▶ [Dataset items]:
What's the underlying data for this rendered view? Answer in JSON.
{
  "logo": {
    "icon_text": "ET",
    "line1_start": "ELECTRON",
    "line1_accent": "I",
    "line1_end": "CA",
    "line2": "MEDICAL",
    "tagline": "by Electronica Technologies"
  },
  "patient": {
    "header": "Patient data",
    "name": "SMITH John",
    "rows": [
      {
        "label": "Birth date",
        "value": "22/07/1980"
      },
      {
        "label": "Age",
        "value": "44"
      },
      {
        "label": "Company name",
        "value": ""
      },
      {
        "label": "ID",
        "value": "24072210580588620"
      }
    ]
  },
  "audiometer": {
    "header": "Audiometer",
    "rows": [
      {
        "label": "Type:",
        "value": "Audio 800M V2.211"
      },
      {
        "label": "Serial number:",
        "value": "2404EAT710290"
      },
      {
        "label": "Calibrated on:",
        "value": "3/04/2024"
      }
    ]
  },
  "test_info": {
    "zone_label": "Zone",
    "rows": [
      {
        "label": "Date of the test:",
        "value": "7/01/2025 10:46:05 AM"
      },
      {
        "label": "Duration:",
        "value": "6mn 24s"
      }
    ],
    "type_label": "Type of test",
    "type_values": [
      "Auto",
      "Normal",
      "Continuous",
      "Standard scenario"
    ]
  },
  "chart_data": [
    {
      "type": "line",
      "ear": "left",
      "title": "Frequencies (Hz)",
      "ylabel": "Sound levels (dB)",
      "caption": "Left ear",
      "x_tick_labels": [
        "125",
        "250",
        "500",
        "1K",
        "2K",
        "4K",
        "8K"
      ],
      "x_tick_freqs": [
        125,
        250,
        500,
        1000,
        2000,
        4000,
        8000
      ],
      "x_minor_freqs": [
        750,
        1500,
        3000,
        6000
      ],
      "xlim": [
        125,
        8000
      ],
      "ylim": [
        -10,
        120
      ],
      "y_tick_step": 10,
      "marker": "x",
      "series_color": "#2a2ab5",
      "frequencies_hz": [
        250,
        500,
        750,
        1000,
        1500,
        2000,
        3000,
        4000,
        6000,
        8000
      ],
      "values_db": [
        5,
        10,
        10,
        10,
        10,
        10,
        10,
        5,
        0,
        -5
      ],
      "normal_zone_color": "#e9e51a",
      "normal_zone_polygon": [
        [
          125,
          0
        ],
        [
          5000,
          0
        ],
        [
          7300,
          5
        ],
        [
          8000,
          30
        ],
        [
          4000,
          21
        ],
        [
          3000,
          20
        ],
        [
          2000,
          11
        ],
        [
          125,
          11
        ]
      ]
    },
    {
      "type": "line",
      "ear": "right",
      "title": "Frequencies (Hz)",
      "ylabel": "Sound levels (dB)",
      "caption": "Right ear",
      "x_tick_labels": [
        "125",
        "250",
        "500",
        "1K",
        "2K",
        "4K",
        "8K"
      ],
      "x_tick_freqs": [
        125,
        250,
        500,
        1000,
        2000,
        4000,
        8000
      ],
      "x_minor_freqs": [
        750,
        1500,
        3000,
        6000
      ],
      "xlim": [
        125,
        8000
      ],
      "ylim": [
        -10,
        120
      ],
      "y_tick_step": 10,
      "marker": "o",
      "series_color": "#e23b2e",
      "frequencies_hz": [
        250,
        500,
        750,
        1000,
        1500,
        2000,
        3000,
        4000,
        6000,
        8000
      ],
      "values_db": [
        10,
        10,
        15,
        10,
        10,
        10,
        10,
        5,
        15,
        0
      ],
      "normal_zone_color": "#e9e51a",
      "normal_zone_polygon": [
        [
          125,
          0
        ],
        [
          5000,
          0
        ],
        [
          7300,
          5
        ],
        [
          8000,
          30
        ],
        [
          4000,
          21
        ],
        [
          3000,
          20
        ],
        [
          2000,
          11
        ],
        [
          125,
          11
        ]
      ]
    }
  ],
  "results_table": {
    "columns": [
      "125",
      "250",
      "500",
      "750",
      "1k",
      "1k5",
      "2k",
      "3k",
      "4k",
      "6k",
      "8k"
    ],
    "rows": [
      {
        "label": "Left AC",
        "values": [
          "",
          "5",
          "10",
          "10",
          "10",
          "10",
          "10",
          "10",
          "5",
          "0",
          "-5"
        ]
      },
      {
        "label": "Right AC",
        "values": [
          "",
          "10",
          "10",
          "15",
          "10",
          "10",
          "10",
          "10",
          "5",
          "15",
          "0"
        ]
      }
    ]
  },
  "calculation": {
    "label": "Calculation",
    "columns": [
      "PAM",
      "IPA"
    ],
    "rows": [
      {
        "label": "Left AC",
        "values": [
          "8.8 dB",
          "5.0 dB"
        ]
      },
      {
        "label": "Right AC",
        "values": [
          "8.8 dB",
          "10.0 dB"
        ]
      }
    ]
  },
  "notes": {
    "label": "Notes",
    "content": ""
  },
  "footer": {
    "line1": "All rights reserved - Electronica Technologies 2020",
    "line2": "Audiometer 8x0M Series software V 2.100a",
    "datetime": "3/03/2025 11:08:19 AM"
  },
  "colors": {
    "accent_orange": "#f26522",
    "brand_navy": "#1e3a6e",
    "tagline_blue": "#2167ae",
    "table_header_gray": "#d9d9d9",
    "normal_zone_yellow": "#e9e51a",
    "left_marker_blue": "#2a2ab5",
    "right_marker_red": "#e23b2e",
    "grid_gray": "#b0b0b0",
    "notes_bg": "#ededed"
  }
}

▶ [Aim]:
Retype the listing above in full, with no alterations.

▶ [Result of this exercise]:
What's the underlying data for this rendered view? Answer in JSON.
{
  "logo": {
    "icon_text": "ET",
    "line1_start": "ELECTRON",
    "line1_accent": "I",
    "line1_end": "CA",
    "line2": "MEDICAL",
    "tagline": "by Electronica Technologies"
  },
  "patient": {
    "header": "Patient data",
    "name": "SMITH John",
    "rows": [
      {
        "label": "Birth date",
        "value": "22/07/1980"
      },
      {
        "label": "Age",
        "value": "44"
      },
      {
        "label": "Company name",
        "value": ""
      },
      {
        "label": "ID",
        "value": "24072210580588620"
      }
    ]
  },
  "audiometer": {
    "header": "Audiometer",
    "rows": [
      {
        "label": "Type:",
        "value": "Audio 800M V2.211"
      },
      {
        "label": "Serial number:",
        "value": "2404EAT710290"
      },
      {
        "label": "Calibrated on:",
        "value": "3/04/2024"
      }
    ]
  },
  "test_info": {
    "zone_label": "Zone",
    "rows": [
      {
        "label": "Date of the test:",
        "value": "7/01/2025 10:46:05 AM"
      },
      {
        "label": "Duration:",
        "value": "6mn 24s"
      }
    ],
    "type_label": "Type of test",
    "type_values": [
      "Auto",
      "Normal",
      "Continuous",
      "Standard scenario"
    ]
  },
  "chart_data": [
    {
      "type": "line",
      "ear": "left",
      "title": "Frequencies (Hz)",
      "ylabel": "Sound levels (dB)",
      "caption": "Left ear",
      "x_tick_labels": [
        "125",
        "250",
        "500",
        "1K",
        "2K",
        "4K",
        "8K"
      ],
      "x_tick_freqs": [
        125,
        250,
        500,
        1000,
        2000,
        4000,
        8000
      ],
      "x_minor_freqs": [
        750,
        1500,
        3000,
        6000
      ],
      "xlim": [
        125,
        8000
      ],
      "ylim": [
        -10,
        120
      ],
      "y_tick_step": 10,
      "marker": "x",
      "series_color": "#2a2ab5",
      "frequencies_hz": [
        250,
        500,
        750,
        1000,
        1500,
        2000,
        3000,
        4000,
        6000,
        8000
      ],
      "values_db": [
        5,
        10,
        10,
        10,
        10,
        10,
        10,
        5,
        0,
        -5
      ],
      "normal_zone_color": "#e9e51a",
      "normal_zone_polygon": [
        [
          125,
          0
        ],
        [
          5000,
          0
        ],
        [
          7300,
          5
        ],
        [
          8000,
          30
        ],
        [
          4000,
          21
        ],
        [
          3000,
          20
        ],
        [
          2000,
          11
        ],
        [
          125,
          11
        ]
      ]
    },
    {
      "type": "line",
      "ear": "right",
      "title": "Frequencies (Hz)",
      "ylabel": "Sound levels (dB)",
      "caption": "Right ear",
      "x_tick_labels": [
        "125",
        "250",
        "500",
        "1K",
        "2K",
        "4K",
        "8K"
      ],
      "x_tick_freqs": [
        125,
        250,
        500,
        1000,
        2000,
        4000,
        8000
      ],
      "x_minor_freqs": [
        750,
        1500,
        3000,
        6000
      ],
      "xlim": [
        125,
        8000
      ],
      "ylim": [
        -10,
        120
      ],
      "y_tick_step": 10,
      "marker": "o",
      "series_color": "#e23b2e",
      "frequencies_hz": [
        250,
        500,
        750,
        1000,
        1500,
        2000,
        3000,
        4000,
        6000,
        8000
      ],
      "values_db": [
        10,
        10,
        15,
        10,
        10,
        10,
        10,
        5,
        15,
        0
      ],
      "normal_zone_color": "#e9e51a",
      "normal_zone_polygon": [
        [
          125,
          0
        ],
        [
          5000,
          0
        ],
        [
          7300,
          5
        ],
        [
          8000,
          30
        ],
        [
          4000,
          21
        ],
        [
          3000,
          20
        ],
        [
          2000,
          11
        ],
        [
          125,
          11
        ]
      ]
    }
  ],
  "results_table": {
    "columns": [
      "125",
      "250",
      "500",
      "750",
      "1k",
      "1k5",
      "2k",
      "3k",
      "4k",
      "6k",
      "8k"
    ],
    "rows": [
      {
        "label": "Left AC",
        "values": [
          "",
          "5",
          "10",
          "10",
          "10",
          "10",
          "10",
          "10",
          "5",
          "0",
          "-5"
        ]
      },
      {
        "label": "Right AC",
        "values": [
          "",
          "10",
          "10",
          "15",
          "10",
          "10",
          "10",
          "10",
          "5",
          "15",
          "0"
        ]
      }
    ]
  },
  "calculation": {
    "label": "Calculation",
    "columns": [
      "PAM",
      "IPA"
    ],
    "rows": [
      {
        "label": "Left AC",
        "values": [
          "8.8 dB",
          "5.0 dB"
        ]
      },
      {
        "label": "Right AC",
        "values": [
          "8.8 dB",
          "10.0 dB"
        ]
      }
    ]
  },
  "notes": {
    "label": "Notes",
    "content": ""
  },
  "footer": {
    "line1": "All rights reserved - Electronica Technologies 2020",
    "line2": "Audiometer 8x0M Series software V 2.100a",
    "datetime": "3/03/2025 11:08:19 AM"
  },
  "colors": {
    "accent_orange": "#f26522",
    "brand_navy": "#1e3a6e",
    "tagline_blue": "#2167ae",
    "table_header_gray": "#d9d9d9",
    "normal_zone_yellow": "#e9e51a",
    "left_marker_blue": "#2a2ab5",
    "right_marker_red": "#e23b2e",
    "grid_gray": "#b0b0b0",
    "notes_bg": "#ededed"
  }
}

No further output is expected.